#### [Data for this task]
----

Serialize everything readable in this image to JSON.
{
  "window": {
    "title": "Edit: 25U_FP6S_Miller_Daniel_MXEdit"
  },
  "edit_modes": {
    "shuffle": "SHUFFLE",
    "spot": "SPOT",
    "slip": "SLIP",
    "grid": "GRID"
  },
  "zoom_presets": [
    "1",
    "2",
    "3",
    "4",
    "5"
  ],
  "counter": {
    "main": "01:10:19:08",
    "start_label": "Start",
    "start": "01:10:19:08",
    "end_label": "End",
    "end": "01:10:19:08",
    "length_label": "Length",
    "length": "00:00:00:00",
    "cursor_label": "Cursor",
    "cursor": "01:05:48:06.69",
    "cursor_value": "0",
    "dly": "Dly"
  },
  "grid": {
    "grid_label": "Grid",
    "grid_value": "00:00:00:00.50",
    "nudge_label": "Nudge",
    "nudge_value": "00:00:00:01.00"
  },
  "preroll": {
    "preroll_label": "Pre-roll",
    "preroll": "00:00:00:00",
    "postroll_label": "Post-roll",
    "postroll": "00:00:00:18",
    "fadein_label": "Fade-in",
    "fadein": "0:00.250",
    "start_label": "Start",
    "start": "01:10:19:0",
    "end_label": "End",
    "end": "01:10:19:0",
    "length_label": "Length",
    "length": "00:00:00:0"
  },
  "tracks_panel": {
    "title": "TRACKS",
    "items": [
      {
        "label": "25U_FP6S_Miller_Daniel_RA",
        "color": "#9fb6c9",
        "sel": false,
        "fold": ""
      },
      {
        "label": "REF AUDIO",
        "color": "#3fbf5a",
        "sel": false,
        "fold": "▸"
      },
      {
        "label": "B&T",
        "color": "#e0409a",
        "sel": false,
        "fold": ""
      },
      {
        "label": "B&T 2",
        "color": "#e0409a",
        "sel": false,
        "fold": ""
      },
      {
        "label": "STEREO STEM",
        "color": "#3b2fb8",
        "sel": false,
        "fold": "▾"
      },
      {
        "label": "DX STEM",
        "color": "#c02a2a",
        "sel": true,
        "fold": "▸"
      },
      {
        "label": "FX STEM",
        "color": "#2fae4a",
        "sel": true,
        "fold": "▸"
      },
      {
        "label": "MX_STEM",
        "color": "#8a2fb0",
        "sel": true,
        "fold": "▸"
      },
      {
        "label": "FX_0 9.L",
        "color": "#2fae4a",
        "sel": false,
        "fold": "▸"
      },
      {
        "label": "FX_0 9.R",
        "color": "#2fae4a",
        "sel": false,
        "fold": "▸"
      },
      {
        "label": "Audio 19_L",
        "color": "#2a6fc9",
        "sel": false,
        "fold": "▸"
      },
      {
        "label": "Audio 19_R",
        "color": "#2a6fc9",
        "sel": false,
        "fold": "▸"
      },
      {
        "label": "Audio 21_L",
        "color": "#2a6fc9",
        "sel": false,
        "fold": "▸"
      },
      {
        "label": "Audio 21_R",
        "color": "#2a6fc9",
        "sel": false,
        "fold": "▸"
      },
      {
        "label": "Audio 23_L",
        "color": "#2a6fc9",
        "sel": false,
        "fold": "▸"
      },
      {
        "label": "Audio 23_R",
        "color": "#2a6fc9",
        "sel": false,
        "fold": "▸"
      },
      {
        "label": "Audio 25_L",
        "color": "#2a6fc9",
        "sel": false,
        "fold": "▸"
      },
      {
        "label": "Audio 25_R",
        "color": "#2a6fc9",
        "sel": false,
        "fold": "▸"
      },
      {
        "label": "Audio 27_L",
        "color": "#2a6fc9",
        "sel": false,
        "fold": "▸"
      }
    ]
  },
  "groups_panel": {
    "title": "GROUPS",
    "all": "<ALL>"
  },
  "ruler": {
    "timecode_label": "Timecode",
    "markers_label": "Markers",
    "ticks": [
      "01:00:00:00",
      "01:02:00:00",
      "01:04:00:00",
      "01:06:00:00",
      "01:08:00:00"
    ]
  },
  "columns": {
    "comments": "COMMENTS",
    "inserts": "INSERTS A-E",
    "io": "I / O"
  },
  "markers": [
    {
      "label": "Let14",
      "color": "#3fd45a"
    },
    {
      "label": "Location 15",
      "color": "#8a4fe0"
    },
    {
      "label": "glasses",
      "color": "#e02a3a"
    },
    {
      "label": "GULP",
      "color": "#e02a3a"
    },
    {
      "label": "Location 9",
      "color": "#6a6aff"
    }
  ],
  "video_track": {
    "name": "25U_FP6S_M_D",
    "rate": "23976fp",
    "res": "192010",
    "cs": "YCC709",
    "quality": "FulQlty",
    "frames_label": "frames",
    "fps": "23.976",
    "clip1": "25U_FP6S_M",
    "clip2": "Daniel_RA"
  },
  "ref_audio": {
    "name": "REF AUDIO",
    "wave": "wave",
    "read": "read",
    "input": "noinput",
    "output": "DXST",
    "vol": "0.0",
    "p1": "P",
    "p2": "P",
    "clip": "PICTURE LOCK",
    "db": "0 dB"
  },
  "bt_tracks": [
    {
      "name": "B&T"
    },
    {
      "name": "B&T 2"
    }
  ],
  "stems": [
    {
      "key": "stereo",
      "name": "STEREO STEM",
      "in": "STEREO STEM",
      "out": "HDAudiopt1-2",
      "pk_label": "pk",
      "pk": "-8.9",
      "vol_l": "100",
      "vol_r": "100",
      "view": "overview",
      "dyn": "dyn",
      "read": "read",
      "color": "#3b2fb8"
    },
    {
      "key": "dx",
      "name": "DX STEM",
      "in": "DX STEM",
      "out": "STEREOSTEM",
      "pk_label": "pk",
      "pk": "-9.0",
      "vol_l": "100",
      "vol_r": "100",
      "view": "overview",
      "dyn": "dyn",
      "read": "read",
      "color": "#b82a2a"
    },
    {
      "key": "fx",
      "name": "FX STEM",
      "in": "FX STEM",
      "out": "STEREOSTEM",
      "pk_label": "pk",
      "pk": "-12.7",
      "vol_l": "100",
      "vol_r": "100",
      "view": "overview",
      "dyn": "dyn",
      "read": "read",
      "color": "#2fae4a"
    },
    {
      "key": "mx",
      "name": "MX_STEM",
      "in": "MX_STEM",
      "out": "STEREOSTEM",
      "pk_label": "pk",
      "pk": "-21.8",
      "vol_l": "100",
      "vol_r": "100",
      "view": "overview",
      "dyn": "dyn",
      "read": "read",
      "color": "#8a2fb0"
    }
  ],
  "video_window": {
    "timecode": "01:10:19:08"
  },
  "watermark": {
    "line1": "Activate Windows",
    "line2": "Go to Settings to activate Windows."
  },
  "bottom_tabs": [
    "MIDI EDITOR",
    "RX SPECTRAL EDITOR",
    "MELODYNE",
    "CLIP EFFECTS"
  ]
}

----

#### [Exercise]
For the entries above, state how many lines contain the word "name". Provide the number by itself.

#### [Solution below]
8